# RECORDS SUPPLIED:
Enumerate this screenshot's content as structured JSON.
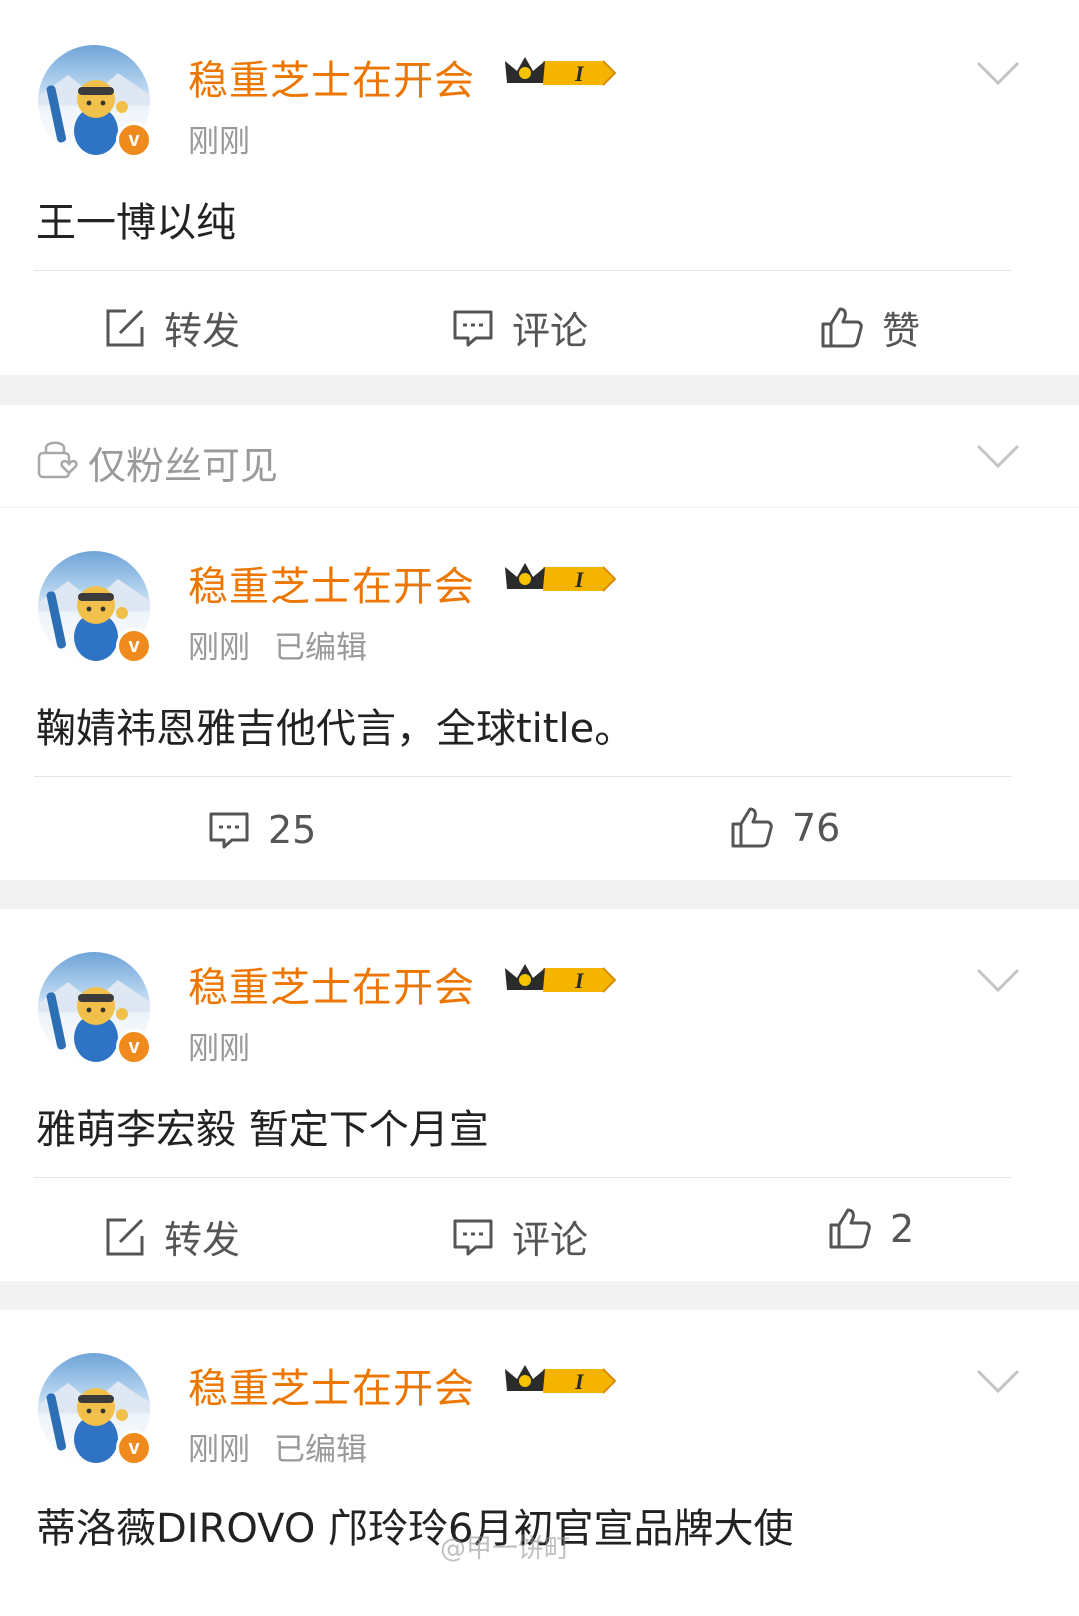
{
  "posts": [
    {
      "username": "稳重芝士在开会",
      "vip_level": "I",
      "time": "刚刚",
      "edited": "",
      "text": "王一博以纯",
      "actions": {
        "repost": "转发",
        "comment": "评论",
        "like": "赞"
      }
    },
    {
      "username": "稳重芝士在开会",
      "vip_level": "I",
      "time": "刚刚",
      "edited": "已编辑",
      "text": "鞠婧祎恩雅吉他代言，全球title。",
      "actions": {
        "comment": "25",
        "like": "76"
      }
    },
    {
      "username": "稳重芝士在开会",
      "vip_level": "I",
      "time": "刚刚",
      "edited": "",
      "text": "雅萌李宏毅 暂定下个月宣",
      "actions": {
        "repost": "转发",
        "comment": "评论",
        "like": "2"
      }
    },
    {
      "username": "稳重芝士在开会",
      "vip_level": "I",
      "time": "刚刚",
      "edited": "已编辑",
      "text": "蒂洛薇DIROVO 邝玲玲6月初官宣品牌大使",
      "actions": {}
    }
  ],
  "fans_only": {
    "label": "仅粉丝可见",
    "icon": "lock-heart-icon"
  },
  "verified_badge": "v",
  "watermark": "@甲一饼町",
  "colors": {
    "username": "#ec7600",
    "badge": "#f08a1c",
    "vip_gold": "#f5b400"
  }
}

# TASK OBJECTIVE:
Images in the records should not be copied. Repeat all the rest exactly.

# EXERCISE RESPONSE:
Enumerate this screenshot's content as structured JSON.
{
  "posts": [
    {
      "username": "稳重芝士在开会",
      "vip_level": "I",
      "time": "刚刚",
      "edited": "",
      "text": "王一博以纯",
      "actions": {
        "repost": "转发",
        "comment": "评论",
        "like": "赞"
      }
    },
    {
      "username": "稳重芝士在开会",
      "vip_level": "I",
      "time": "刚刚",
      "edited": "已编辑",
      "text": "鞠婧祎恩雅吉他代言，全球title。",
      "actions": {
        "comment": "25",
        "like": "76"
      }
    },
    {
      "username": "稳重芝士在开会",
      "vip_level": "I",
      "time": "刚刚",
      "edited": "",
      "text": "雅萌李宏毅 暂定下个月宣",
      "actions": {
        "repost": "转发",
        "comment": "评论",
        "like": "2"
      }
    },
    {
      "username": "稳重芝士在开会",
      "vip_level": "I",
      "time": "刚刚",
      "edited": "已编辑",
      "text": "蒂洛薇DIROVO 邝玲玲6月初官宣品牌大使",
      "actions": {}
    }
  ],
  "fans_only": {
    "label": "仅粉丝可见",
    "icon": "lock-heart-icon"
  },
  "verified_badge": "v",
  "watermark": "@甲一饼町",
  "colors": {
    "username": "#ec7600",
    "badge": "#f08a1c",
    "vip_gold": "#f5b400"
  }
}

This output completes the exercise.